* [DATA SUPPLIED]:
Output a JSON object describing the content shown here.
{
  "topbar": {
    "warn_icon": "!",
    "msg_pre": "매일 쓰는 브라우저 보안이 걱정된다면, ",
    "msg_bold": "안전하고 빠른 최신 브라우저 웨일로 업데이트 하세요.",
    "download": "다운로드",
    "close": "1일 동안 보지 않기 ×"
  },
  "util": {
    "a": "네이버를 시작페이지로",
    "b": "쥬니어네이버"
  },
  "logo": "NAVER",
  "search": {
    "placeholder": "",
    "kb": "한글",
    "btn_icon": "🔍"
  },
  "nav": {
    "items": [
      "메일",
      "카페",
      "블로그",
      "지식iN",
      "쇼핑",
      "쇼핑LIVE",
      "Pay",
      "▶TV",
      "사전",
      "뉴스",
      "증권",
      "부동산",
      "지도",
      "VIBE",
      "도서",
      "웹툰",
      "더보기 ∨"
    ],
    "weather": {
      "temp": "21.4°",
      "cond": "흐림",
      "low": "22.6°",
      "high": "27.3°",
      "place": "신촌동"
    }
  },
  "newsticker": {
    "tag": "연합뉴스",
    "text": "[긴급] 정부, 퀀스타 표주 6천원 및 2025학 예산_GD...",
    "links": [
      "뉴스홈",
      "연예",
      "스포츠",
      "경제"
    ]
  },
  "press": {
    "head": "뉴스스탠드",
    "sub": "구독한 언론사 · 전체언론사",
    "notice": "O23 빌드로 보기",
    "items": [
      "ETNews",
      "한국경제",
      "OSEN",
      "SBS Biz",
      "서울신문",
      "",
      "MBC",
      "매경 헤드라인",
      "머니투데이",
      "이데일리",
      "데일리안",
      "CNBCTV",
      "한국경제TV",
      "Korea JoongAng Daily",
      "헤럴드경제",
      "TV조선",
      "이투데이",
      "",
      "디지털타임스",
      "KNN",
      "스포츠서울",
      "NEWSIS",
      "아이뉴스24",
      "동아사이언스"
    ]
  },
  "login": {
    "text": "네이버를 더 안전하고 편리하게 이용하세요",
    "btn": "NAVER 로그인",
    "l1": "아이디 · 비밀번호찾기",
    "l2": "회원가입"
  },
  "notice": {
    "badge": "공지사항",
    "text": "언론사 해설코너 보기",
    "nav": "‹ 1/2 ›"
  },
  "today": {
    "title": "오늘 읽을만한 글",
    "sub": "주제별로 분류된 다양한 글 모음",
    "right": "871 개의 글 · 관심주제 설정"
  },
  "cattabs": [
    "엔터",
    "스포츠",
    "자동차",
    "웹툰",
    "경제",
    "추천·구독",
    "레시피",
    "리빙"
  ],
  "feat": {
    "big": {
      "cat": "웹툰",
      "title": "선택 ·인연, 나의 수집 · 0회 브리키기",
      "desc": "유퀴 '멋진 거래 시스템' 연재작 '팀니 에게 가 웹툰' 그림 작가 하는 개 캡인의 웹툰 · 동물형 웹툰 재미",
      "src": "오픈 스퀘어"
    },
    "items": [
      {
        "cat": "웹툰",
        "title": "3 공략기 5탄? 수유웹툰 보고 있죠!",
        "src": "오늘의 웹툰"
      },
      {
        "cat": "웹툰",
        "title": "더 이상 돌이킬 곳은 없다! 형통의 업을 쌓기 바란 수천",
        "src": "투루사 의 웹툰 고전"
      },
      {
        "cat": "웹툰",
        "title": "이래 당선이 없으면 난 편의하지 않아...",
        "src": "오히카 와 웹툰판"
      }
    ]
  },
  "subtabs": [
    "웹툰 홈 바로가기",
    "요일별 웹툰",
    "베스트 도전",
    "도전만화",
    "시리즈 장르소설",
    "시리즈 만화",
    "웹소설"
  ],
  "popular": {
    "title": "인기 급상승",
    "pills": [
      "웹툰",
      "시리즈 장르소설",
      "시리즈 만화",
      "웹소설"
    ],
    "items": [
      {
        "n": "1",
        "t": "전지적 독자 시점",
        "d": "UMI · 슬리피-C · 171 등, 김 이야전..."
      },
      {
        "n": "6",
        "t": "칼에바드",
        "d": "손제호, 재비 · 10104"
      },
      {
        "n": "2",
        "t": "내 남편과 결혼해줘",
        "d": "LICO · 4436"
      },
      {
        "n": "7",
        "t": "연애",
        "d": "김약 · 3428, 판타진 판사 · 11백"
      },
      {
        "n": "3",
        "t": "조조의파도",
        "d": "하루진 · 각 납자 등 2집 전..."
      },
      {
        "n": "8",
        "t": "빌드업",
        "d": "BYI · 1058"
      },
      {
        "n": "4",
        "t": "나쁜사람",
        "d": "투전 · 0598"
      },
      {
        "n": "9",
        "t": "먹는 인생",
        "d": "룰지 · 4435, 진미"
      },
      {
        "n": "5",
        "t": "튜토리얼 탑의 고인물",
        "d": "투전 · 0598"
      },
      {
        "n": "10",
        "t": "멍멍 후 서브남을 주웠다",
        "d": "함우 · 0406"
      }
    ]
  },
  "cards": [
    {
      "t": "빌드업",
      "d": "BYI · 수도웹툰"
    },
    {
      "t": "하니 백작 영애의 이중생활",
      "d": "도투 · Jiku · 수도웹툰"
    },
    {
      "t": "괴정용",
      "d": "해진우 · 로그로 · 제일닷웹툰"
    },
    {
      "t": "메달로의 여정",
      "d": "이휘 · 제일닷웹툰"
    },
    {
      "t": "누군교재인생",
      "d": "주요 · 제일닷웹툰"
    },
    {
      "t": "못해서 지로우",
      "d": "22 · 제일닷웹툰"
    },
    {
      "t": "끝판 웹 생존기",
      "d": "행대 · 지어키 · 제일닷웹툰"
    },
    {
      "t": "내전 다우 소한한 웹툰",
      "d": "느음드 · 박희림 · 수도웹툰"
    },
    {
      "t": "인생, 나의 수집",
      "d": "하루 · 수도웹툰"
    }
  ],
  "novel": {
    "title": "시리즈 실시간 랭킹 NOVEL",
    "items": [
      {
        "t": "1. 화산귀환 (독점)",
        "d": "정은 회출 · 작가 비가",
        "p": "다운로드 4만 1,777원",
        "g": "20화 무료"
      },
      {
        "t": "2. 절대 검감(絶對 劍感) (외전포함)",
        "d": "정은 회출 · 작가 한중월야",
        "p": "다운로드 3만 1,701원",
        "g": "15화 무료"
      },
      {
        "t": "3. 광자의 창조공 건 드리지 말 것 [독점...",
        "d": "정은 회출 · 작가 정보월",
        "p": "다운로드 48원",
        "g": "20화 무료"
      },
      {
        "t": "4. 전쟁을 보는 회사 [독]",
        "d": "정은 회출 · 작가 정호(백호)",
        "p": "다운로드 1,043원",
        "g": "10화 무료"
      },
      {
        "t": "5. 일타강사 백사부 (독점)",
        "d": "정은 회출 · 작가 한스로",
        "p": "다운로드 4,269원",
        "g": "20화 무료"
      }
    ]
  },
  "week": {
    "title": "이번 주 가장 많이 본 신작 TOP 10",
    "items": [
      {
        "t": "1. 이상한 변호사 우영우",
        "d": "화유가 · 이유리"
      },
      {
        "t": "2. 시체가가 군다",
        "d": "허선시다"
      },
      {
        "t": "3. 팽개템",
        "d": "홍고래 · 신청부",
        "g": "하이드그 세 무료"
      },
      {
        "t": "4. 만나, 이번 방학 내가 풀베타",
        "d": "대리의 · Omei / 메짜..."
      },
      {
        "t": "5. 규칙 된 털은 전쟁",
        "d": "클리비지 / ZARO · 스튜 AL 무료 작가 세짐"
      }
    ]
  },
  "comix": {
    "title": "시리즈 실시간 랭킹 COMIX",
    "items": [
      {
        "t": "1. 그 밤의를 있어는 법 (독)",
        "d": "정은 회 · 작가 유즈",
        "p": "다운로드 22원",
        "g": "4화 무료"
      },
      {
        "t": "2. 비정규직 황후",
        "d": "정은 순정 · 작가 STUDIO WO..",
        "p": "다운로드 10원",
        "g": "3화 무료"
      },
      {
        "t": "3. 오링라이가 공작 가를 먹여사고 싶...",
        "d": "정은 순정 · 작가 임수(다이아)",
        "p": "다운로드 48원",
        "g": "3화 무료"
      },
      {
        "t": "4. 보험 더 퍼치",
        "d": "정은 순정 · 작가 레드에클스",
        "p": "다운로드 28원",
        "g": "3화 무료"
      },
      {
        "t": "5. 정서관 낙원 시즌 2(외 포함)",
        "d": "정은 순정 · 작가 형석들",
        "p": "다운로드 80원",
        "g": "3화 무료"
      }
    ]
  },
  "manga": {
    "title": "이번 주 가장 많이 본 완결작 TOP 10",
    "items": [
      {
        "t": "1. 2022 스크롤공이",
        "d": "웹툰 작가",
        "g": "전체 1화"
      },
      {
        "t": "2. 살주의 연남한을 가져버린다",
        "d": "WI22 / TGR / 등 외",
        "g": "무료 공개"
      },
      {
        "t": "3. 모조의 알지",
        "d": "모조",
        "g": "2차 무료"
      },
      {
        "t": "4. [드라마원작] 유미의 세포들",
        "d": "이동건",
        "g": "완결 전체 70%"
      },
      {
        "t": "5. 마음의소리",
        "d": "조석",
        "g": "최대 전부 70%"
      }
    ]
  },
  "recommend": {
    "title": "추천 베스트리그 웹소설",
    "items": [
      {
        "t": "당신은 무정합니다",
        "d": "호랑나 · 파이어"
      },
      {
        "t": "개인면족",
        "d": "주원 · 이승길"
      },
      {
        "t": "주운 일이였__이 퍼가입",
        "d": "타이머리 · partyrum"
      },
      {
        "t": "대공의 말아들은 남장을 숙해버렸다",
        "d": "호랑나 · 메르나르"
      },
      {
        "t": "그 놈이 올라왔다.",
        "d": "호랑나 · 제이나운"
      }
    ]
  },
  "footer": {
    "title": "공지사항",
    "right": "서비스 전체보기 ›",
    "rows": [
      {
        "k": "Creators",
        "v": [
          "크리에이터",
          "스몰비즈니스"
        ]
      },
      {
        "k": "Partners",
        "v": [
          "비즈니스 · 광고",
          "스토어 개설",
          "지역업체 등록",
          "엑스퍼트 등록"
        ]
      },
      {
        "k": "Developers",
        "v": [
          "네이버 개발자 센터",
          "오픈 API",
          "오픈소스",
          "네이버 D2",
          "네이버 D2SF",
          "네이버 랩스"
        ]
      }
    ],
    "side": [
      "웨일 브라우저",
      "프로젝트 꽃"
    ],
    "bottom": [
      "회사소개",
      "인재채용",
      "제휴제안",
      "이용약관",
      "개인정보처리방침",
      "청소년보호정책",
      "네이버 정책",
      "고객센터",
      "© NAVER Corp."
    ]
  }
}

* [THE PROBLEM]:
Only the number is wanted: how many lines of the data contain the word "다운로드"?

* [CORRECT OUTPUT]:
11